GIVEN TASK
Can you output the records below exactly as they are written?

DATA FOR THE TASK
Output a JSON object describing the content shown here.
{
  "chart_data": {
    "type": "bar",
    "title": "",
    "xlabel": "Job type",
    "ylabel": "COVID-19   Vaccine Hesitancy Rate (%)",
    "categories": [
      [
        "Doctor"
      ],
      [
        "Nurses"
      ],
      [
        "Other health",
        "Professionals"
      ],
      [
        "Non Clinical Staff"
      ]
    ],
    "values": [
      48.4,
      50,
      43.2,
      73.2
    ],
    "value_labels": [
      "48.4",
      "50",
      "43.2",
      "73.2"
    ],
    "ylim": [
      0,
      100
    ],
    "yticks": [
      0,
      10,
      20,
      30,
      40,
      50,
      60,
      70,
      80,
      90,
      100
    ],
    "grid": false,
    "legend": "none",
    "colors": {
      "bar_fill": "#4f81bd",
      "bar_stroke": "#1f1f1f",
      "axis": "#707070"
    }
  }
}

ANSWER IN FULL
Output a JSON object describing the content shown here.
{
  "chart_data": {
    "type": "bar",
    "title": "",
    "xlabel": "Job type",
    "ylabel": "COVID-19   Vaccine Hesitancy Rate (%)",
    "categories": [
      [
        "Doctor"
      ],
      [
        "Nurses"
      ],
      [
        "Other health",
        "Professionals"
      ],
      [
        "Non Clinical Staff"
      ]
    ],
    "values": [
      48.4,
      50,
      43.2,
      73.2
    ],
    "value_labels": [
      "48.4",
      "50",
      "43.2",
      "73.2"
    ],
    "ylim": [
      0,
      100
    ],
    "yticks": [
      0,
      10,
      20,
      30,
      40,
      50,
      60,
      70,
      80,
      90,
      100
    ],
    "grid": false,
    "legend": "none",
    "colors": {
      "bar_fill": "#4f81bd",
      "bar_stroke": "#1f1f1f",
      "axis": "#707070"
    }
  }
}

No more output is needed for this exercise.